**Document text**
--- BEGIN ---

Solved: Core i7 memory bandwidth

roman_pearce · ‎02-13-2009

I'm writing a parallel program that is designed for shared-cache multicore processors. This problem is memory-bound, but I have a high performance program that runs in the cache, etc, etc. Generally speaking, performance on the Core i7 is fantastic, however I encountered some strange results. This graph

http://www.cecm.sfu.ca/~rpearcea/corei7_speedup.pdf

shows parallel speedup on the core i7 as a function of the amount of data produced. The program creates 1 GB of data, and W(f,g) is the factor by which this data is reduced by processing (in the cache) before being written to memory. For example, when W(f,g)=1 the result is 1 GB, and when W(f,g)=1024 the result is 1MB. The program is designed to achieve linear speedup, and it often gets superlinear speedup because of the dedicated caches on the Core i7.

The graph is strange because when lots of data is produced the speedup on 4 cores goes way down but with 3 cores it is ok. This is a Core i7 920 2.66GHz with 6GB DDR3 with speedstep and hyperthreading disabled. Now this is obviously using a lot of memory bandwidth, but the bandwidth seems to be nowhere near the published limitations of the Core i7 or DDR3. It seems I am unable to break 330 MB/sec. I tried prefetching but it didn't help.

Does anyone have any suggestions ?

By the way, the Core i7 is a great chip for parallel programs. Thanks!

jimdempseyatthecove · ‎02-13-2009

Roman,

In looking at your chart, the 1.02 line, if you had peaked the memory band width you would have expected the line from 3-4 cores to have been flat (near flat). i.e. closer to the 1.17 line. The precipitous drop indicate cache evictions are taking place. As to the cause, you may have to spend some time using a profiler. However, in doing so you will likely alter the results.

You haven't said much about the application. From looking at the chart, one potential cause is your threading model.

Would you by chance be compressing the datausing your scaling 1, 2, 3, 4 threads and using an additional thread in each configuration to write the results? If so, you would expect to see the lines as you have produced. As you increase the compression ratio, the work of the extra thread reduces. Just a wild guess on my part.

Jim Dempsey

View solution in original post

jimdempseyatthecove · ‎02-13-2009

Roman,

In looking at your chart, the 1.02 line, if you had peaked the memory band width you would have expected the line from 3-4 cores to have been flat (near flat). i.e. closer to the 1.17 line. The precipitous drop indicate cache evictions are taking place. As to the cause, you may have to spend some time using a profiler. However, in doing so you will likely alter the results.

--- END ---

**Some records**
--- BEGIN ---

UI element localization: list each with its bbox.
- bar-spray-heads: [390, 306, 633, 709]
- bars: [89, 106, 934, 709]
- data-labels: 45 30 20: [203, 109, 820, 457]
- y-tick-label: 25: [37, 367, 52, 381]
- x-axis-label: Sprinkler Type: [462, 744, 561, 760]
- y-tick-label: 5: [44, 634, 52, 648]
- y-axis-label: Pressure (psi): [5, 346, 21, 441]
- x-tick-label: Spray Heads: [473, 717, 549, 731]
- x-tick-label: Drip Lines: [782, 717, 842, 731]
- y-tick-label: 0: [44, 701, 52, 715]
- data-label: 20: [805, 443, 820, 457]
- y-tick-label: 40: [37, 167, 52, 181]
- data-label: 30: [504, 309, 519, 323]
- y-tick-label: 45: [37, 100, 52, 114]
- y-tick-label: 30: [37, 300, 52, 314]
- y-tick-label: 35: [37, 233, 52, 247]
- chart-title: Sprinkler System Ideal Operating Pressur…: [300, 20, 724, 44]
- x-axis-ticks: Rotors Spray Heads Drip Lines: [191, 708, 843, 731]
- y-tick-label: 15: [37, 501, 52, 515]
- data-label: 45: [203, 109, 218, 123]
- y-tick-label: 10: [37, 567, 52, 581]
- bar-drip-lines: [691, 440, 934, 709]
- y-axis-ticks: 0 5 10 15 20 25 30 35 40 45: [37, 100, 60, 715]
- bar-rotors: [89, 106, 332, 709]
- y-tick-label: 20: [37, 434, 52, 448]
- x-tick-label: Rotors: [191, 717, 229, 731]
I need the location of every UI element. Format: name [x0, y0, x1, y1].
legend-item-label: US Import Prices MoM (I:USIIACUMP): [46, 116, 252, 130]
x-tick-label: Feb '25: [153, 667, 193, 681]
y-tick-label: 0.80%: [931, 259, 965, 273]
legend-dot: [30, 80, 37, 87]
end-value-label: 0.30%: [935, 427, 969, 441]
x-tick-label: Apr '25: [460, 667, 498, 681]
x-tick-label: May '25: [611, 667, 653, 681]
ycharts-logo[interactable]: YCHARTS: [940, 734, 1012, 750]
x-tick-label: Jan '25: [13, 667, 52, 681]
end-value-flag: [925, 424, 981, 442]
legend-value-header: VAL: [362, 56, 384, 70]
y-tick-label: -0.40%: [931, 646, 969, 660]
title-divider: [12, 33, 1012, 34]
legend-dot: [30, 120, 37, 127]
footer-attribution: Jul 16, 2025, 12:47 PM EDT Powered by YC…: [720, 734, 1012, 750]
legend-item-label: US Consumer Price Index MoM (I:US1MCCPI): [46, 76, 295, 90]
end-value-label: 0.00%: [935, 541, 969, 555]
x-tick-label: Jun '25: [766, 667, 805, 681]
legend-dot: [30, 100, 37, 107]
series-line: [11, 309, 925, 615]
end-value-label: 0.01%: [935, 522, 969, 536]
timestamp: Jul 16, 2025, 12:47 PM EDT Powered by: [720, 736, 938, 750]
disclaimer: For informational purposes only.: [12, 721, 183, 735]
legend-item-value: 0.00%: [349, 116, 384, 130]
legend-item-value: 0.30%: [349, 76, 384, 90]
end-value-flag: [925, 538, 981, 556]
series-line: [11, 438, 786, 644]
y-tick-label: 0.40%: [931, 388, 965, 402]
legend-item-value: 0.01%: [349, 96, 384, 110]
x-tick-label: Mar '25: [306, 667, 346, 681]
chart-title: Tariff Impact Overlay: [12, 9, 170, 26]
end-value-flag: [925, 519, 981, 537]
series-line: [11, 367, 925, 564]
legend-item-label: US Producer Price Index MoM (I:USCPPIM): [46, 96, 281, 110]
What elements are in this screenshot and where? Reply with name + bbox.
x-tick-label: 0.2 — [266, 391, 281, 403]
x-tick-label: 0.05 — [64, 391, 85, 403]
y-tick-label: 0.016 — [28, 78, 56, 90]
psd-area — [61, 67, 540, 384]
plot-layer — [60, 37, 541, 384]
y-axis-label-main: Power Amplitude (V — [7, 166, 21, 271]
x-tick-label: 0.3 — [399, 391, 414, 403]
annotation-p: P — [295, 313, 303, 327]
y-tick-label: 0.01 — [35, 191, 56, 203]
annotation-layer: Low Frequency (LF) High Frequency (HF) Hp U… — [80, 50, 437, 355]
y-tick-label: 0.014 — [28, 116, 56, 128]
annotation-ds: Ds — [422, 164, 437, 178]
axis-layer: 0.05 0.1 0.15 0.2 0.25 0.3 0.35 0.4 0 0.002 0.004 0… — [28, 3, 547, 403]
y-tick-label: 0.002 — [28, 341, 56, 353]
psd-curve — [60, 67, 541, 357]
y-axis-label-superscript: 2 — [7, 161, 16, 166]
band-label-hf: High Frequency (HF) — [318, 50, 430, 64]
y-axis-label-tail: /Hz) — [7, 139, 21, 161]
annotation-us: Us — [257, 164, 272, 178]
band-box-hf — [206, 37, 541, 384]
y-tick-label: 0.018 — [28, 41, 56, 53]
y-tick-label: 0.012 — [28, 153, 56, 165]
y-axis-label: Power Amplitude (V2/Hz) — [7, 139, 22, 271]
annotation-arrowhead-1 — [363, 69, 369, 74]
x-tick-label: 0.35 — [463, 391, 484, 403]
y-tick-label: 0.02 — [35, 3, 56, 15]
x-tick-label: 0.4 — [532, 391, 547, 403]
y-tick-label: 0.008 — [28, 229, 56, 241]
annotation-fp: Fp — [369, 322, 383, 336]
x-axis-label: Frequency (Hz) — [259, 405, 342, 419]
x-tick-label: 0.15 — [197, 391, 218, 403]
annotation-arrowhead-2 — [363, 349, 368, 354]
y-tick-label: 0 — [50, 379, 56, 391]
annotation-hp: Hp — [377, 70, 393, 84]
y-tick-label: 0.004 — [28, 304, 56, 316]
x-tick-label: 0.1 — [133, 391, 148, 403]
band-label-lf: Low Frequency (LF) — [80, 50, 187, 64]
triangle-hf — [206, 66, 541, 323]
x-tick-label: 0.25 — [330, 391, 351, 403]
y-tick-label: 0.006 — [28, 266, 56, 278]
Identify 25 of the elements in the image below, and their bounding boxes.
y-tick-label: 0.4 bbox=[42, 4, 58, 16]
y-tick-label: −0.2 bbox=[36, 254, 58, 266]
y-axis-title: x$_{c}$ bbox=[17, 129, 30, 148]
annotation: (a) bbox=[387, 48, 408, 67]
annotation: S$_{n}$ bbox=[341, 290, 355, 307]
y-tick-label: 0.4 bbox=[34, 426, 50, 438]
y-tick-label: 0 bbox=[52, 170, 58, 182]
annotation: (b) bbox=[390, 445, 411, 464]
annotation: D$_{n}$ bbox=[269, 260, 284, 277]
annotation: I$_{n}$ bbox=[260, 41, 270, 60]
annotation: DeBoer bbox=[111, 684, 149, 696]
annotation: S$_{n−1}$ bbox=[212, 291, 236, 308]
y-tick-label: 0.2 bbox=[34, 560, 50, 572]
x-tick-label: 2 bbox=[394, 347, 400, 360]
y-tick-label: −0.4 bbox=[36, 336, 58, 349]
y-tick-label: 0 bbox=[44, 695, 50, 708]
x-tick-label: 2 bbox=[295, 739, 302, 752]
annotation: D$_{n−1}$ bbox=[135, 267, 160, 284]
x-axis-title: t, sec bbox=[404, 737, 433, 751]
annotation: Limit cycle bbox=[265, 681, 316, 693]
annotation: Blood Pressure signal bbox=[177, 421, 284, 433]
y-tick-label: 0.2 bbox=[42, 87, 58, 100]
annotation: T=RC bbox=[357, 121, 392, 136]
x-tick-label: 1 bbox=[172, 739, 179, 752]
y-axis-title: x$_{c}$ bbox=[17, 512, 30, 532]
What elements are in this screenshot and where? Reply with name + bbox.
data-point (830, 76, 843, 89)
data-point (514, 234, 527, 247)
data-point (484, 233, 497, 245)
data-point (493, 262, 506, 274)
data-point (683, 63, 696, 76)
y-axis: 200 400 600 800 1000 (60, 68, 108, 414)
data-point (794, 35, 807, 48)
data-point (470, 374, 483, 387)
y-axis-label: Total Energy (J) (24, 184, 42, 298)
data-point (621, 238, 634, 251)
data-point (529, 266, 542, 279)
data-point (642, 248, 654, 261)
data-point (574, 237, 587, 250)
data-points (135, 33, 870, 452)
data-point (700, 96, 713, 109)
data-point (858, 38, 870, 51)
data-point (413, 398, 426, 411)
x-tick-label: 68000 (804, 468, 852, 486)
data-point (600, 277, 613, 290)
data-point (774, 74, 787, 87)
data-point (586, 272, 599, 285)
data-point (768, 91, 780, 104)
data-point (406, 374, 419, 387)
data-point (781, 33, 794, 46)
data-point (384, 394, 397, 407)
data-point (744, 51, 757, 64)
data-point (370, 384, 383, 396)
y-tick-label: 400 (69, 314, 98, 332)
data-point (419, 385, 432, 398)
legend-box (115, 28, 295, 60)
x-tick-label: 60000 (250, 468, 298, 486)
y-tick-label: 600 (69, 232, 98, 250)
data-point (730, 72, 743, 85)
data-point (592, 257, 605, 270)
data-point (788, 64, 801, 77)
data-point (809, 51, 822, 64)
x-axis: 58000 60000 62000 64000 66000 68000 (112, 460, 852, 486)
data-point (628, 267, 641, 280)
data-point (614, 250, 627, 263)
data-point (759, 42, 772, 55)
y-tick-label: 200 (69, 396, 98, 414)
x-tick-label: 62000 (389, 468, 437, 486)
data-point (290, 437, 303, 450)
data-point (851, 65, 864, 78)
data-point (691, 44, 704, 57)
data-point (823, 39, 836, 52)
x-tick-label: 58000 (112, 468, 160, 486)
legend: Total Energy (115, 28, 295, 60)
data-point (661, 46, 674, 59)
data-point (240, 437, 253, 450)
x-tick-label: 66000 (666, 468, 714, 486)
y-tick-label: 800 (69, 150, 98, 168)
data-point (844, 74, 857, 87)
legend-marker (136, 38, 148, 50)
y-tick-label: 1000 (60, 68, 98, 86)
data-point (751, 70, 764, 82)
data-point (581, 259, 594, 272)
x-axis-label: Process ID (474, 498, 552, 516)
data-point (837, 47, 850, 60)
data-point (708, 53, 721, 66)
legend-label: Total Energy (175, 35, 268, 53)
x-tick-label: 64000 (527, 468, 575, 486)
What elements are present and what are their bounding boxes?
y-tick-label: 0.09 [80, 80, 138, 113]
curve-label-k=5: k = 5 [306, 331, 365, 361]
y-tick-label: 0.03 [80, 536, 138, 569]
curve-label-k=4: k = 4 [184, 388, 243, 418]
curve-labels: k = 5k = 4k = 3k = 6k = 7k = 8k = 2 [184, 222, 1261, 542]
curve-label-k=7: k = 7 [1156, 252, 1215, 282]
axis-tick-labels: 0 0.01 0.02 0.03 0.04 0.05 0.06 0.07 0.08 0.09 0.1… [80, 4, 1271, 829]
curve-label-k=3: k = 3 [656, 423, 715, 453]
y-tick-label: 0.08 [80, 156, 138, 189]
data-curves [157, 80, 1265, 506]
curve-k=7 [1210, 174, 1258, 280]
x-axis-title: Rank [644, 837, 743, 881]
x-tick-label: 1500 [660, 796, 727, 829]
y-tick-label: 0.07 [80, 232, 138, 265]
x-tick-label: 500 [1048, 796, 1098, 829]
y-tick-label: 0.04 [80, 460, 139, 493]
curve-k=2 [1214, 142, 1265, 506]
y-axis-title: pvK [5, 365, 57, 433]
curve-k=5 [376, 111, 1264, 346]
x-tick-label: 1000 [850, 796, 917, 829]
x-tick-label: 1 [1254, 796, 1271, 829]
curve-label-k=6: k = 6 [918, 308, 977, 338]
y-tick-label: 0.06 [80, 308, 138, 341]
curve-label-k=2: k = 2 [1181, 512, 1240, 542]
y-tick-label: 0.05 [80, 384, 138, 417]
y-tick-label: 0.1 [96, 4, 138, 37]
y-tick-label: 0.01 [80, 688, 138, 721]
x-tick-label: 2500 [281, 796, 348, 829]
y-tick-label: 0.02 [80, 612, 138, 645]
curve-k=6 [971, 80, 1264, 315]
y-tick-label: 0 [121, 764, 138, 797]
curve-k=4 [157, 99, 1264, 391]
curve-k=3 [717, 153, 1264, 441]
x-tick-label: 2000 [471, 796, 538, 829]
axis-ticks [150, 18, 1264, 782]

--- END ---

**Set of tasks**
**A)** According to the forum thread, what bandwidth figure is the original poster unable to exceed?
**B)** Write out the passage of the forum thread that starts with the words "Does anyone have" and ends after the words "your threading model.".
**C)** Summarize the forum thread in two sentences.

**Solutions**
**A)** 330 MB/sec.

**B)**
Does anyone have any suggestions ?

By the way, the Core i7 is a great chip for parallel programs. Thanks!

jimdempseyatthecove · ‎02-13-2009

Roman,

In looking at your chart, the 1.02 line, if you had peaked the memory band width you would have expected the line from 3-4 cores to have been flat (near flat). i.e. closer to the 1.17 line. The precipitous drop indicate cache evictions are taking place. As to the cause, you may have to spend some time using a profiler. However, in doing so you will likely alter the results.

You haven't said much about the application. From looking at the chart, one potential cause is your threading model.

**C)** A programmer running a parallel, memory-bound program on a Core i7 920 found that parallel speedup on 4 cores drops sharply when lots of data is produced, while 3 cores are fine, and that memory bandwidth would not go above 330 MB/sec even with prefetching. A reply says that the steep drop, rather than a flat line, points to cache evictions, recommends a profiler, and suggests the threading model as a possible cause, such as an extra thread writing the results.